## Direction
Which lines include the word "Family"? Copy each of them.
####
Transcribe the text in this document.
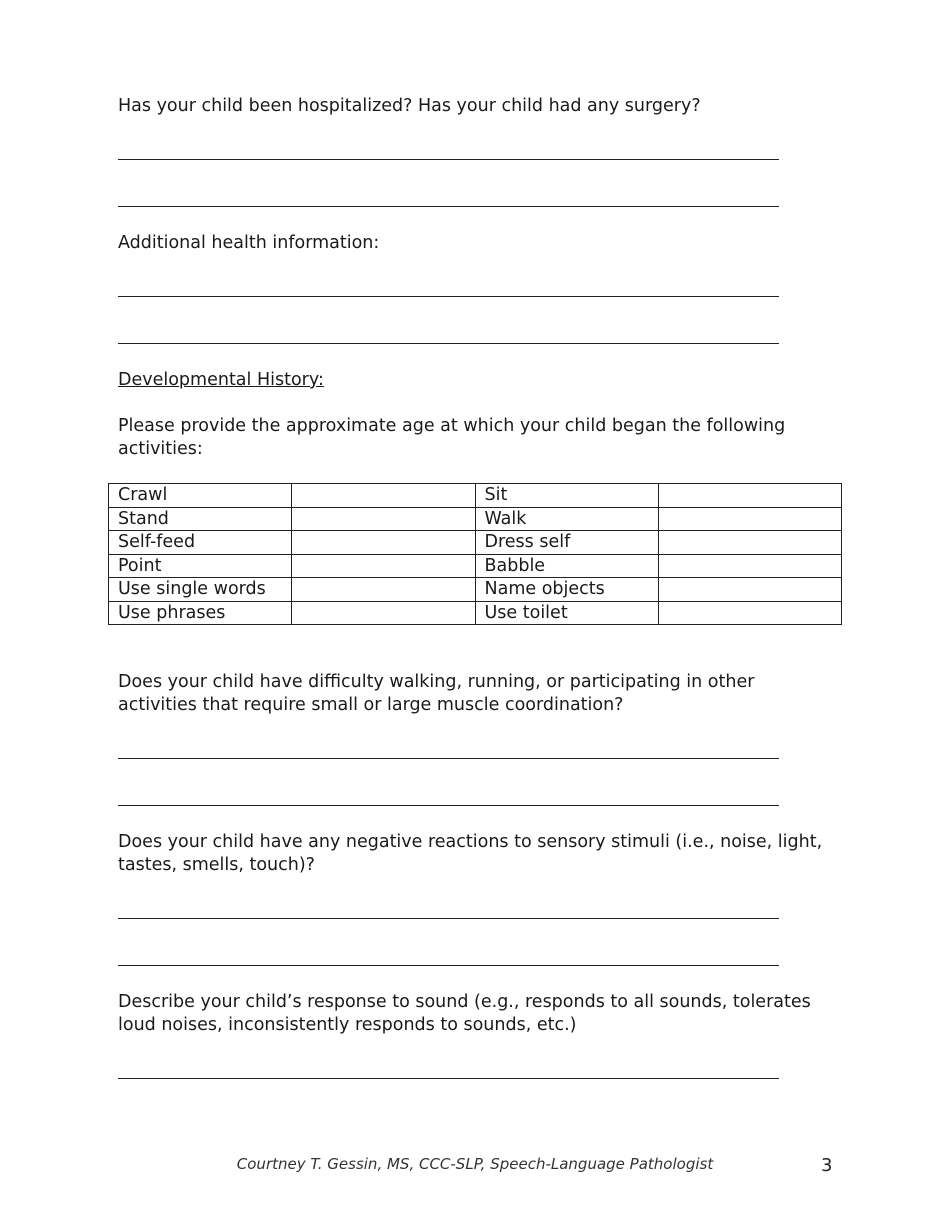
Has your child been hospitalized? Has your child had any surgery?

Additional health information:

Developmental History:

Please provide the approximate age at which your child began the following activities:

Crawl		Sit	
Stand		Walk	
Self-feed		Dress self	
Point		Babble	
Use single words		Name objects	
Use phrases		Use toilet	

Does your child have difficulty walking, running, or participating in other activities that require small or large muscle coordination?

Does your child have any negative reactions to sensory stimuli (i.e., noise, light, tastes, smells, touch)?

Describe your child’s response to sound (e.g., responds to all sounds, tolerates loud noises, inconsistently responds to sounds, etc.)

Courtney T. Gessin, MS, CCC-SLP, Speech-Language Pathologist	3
####
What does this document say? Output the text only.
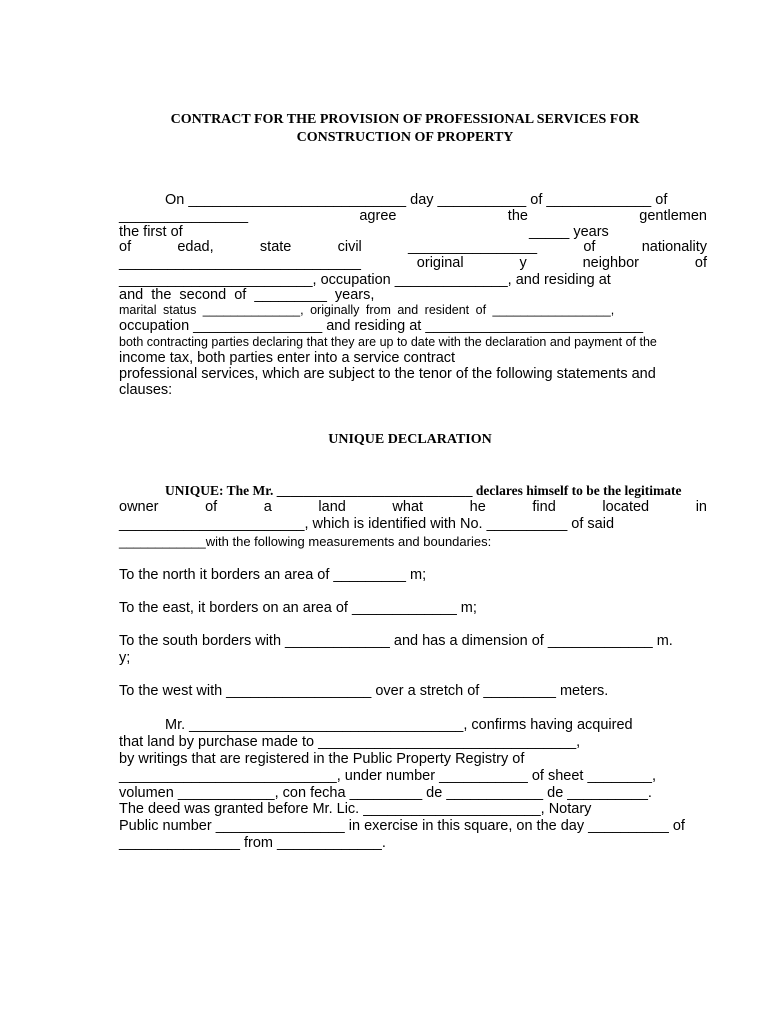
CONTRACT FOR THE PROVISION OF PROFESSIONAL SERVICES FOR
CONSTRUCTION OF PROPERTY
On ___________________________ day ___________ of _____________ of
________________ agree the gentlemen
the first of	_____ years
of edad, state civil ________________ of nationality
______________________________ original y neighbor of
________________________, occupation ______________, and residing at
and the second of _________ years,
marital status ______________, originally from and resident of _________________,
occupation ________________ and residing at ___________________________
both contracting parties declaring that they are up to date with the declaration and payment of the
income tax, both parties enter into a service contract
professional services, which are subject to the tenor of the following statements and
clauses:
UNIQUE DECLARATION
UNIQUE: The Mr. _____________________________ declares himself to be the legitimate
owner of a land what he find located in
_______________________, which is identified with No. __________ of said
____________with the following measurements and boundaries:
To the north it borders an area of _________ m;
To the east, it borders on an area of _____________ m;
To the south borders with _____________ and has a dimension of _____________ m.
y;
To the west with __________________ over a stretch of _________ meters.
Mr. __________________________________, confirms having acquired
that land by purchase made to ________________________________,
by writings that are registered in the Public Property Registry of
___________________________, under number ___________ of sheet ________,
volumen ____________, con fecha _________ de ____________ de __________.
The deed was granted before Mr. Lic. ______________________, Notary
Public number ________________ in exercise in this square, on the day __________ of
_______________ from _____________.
####
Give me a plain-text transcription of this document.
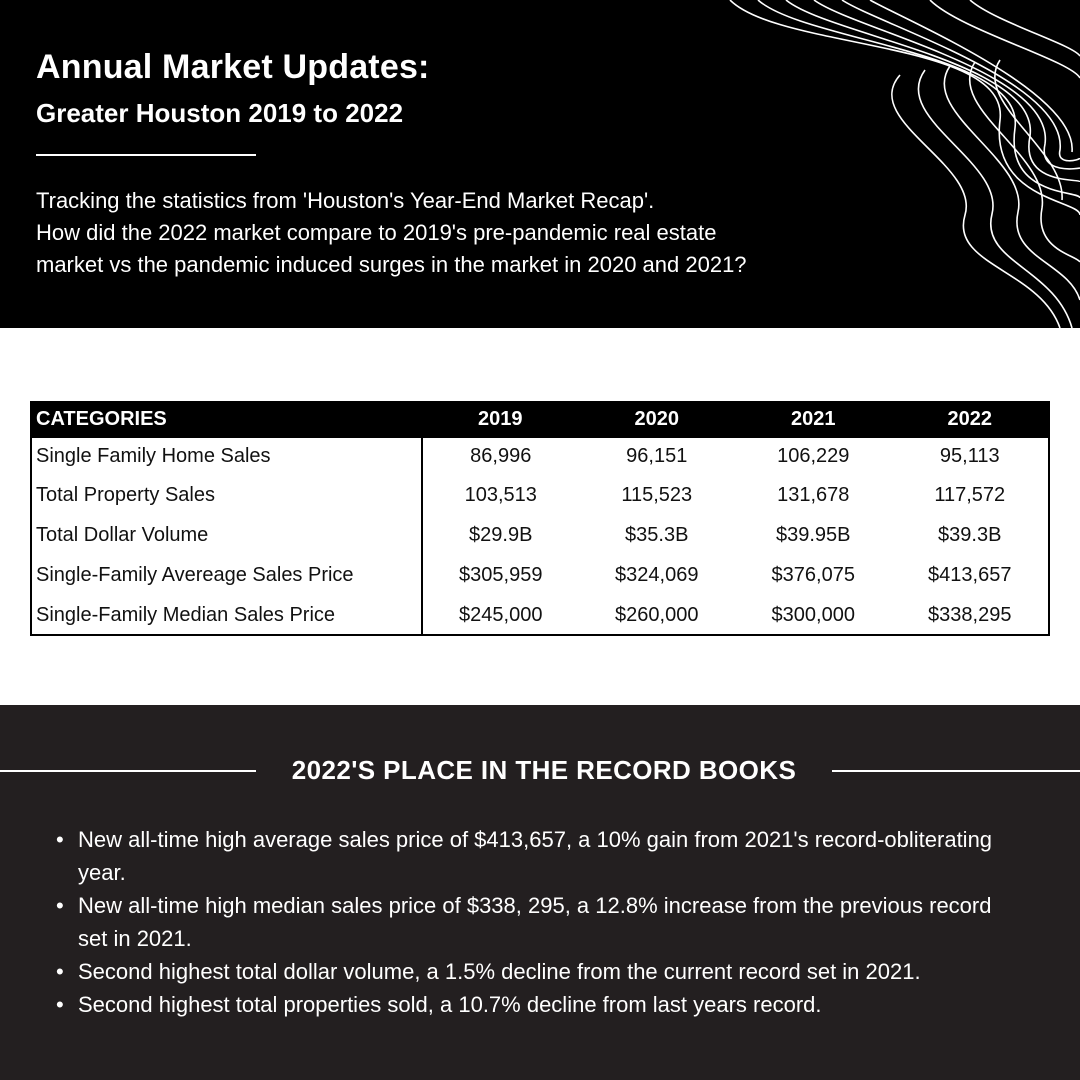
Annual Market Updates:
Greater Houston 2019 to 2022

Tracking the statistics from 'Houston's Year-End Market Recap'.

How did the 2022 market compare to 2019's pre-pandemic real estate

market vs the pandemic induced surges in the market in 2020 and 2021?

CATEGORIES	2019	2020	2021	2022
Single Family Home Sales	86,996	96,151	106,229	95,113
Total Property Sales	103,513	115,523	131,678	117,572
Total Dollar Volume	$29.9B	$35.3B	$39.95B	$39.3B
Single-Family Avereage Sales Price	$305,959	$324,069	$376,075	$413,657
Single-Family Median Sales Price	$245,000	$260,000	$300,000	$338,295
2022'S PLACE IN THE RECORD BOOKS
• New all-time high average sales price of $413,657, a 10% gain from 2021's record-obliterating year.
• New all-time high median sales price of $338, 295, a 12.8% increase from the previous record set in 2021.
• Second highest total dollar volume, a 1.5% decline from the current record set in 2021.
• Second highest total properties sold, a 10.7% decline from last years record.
####
## Worked solution
Single Family Home Sales	86,996	96,151	106,229	95,113
Single-Family Avereage Sales Price	$305,959	$324,069	$376,075	$413,657
Single-Family Median Sales Price	$245,000	$260,000	$300,000	$338,295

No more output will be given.